— BEGIN TASK INPUT —

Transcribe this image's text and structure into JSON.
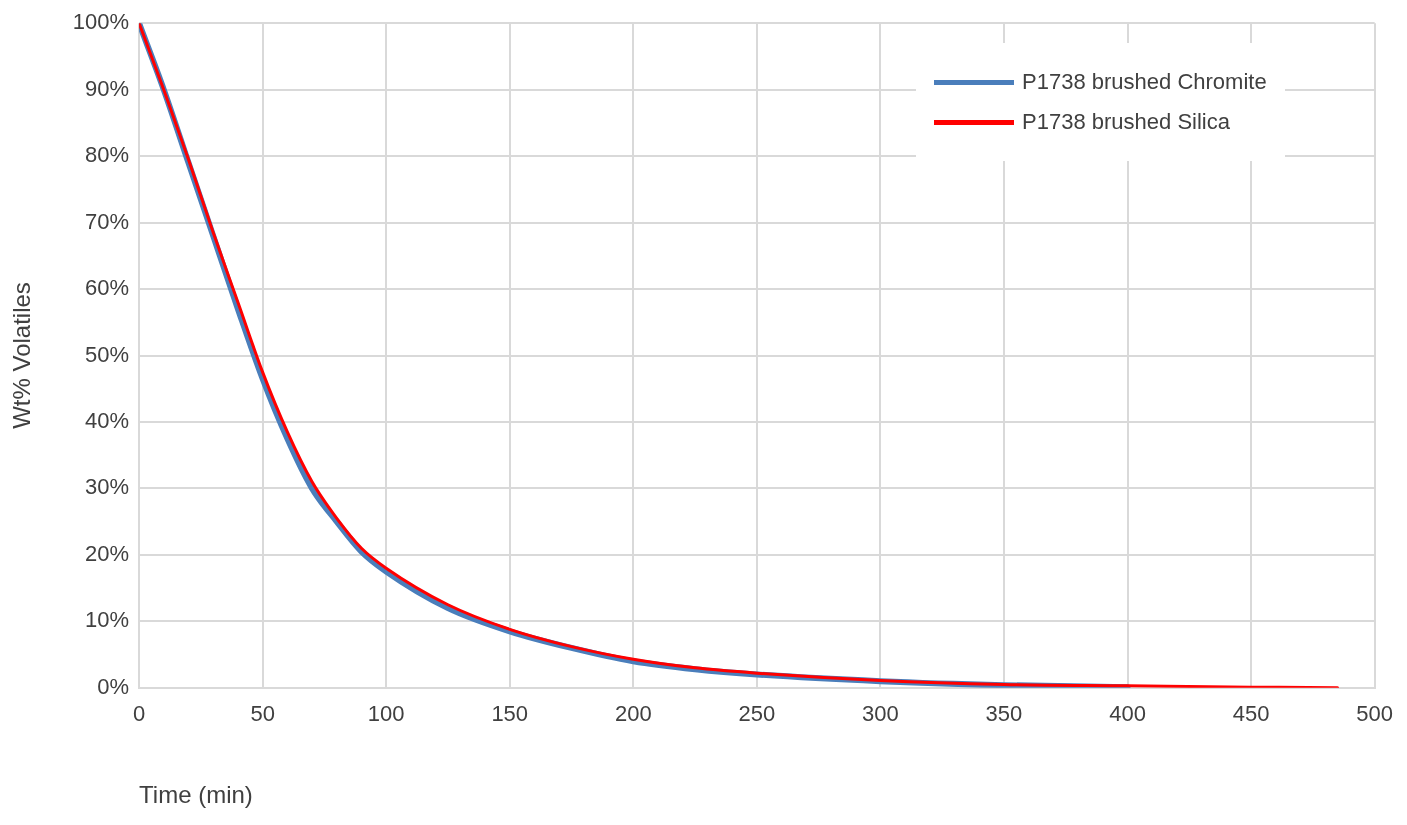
{
  "chart_data": {
    "type": "line",
    "xlabel": "Time (min)",
    "ylabel": "Wt% Volatiles",
    "xlim": [
      0,
      500
    ],
    "xticks": [
      0,
      50,
      100,
      150,
      200,
      250,
      300,
      350,
      400,
      450,
      500
    ],
    "ylim": [
      0,
      100
    ],
    "yticks": [
      {
        "value": 0,
        "label": "0%"
      },
      {
        "value": 10,
        "label": "10%"
      },
      {
        "value": 20,
        "label": "20%"
      },
      {
        "value": 30,
        "label": "30%"
      },
      {
        "value": 40,
        "label": "40%"
      },
      {
        "value": 50,
        "label": "50%"
      },
      {
        "value": 60,
        "label": "60%"
      },
      {
        "value": 70,
        "label": "70%"
      },
      {
        "value": 80,
        "label": "80%"
      },
      {
        "value": 90,
        "label": "90%"
      },
      {
        "value": 100,
        "label": "100%"
      }
    ],
    "grid": true,
    "legend": "top right",
    "marker": "none",
    "line_style": "solid",
    "series": [
      {
        "name": "P1738 brushed Chromite",
        "color": "#4a7ebb",
        "x": [
          0,
          10,
          20,
          30,
          40,
          50,
          60,
          70,
          80,
          90,
          100,
          125,
          150,
          175,
          200,
          225,
          250,
          300,
          350,
          400
        ],
        "values": [
          100,
          90,
          79,
          68,
          57,
          46.5,
          37.5,
          30,
          25,
          20.5,
          17.5,
          12,
          8.5,
          6,
          4,
          2.8,
          2,
          1,
          0.4,
          0.1
        ]
      },
      {
        "name": "P1738 brushed Silica",
        "color": "#ff0000",
        "x": [
          0,
          10,
          20,
          30,
          40,
          50,
          60,
          70,
          80,
          90,
          100,
          125,
          150,
          175,
          200,
          225,
          250,
          300,
          350,
          400,
          450,
          485
        ],
        "values": [
          100,
          90,
          79.5,
          68.5,
          58,
          47.5,
          38.5,
          31,
          25.5,
          21,
          18,
          12.5,
          8.8,
          6.2,
          4.3,
          3,
          2.2,
          1.1,
          0.5,
          0.3,
          0.1,
          0
        ]
      }
    ]
  }
}
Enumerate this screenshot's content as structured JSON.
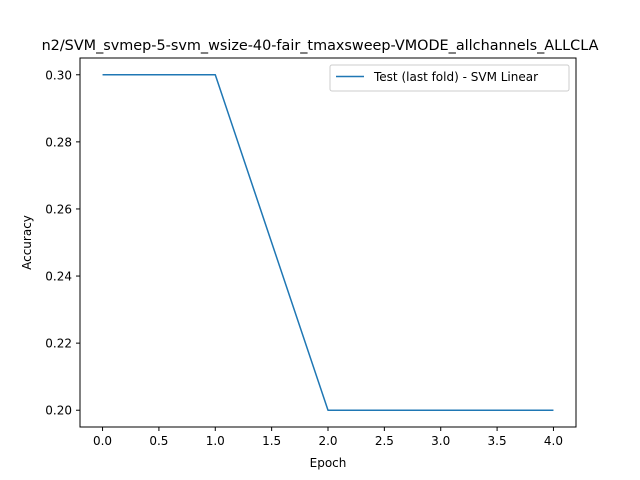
{
  "chart_data": {
    "type": "line",
    "title": "n2/SVM_svmep-5-svm_wsize-40-fair_tmaxsweep-VMODE_allchannels_ALLCLA",
    "xlabel": "Epoch",
    "ylabel": "Accuracy",
    "xlim": [
      -0.2,
      4.2
    ],
    "ylim": [
      0.195,
      0.305
    ],
    "xticks": [
      0.0,
      0.5,
      1.0,
      1.5,
      2.0,
      2.5,
      3.0,
      3.5,
      4.0
    ],
    "xtick_labels": [
      "0.0",
      "0.5",
      "1.0",
      "1.5",
      "2.0",
      "2.5",
      "3.0",
      "3.5",
      "4.0"
    ],
    "yticks": [
      0.2,
      0.22,
      0.24,
      0.26,
      0.28,
      0.3
    ],
    "ytick_labels": [
      "0.20",
      "0.22",
      "0.24",
      "0.26",
      "0.28",
      "0.30"
    ],
    "grid": false,
    "legend_position": "top-right",
    "series": [
      {
        "name": "Test (last fold) - SVM Linear",
        "color": "#1f77b4",
        "x": [
          0,
          1,
          2,
          3,
          4
        ],
        "y": [
          0.3,
          0.3,
          0.2,
          0.2,
          0.2
        ]
      }
    ]
  }
}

— END TASK INPUT —

WHAT IS ASKED ->
Where a line in the entries holds "ylabel", copy that line.

SOLUTION BELOW ->
    "ylabel": "Wt% Volatiles",
    "ylabel": "Accuracy",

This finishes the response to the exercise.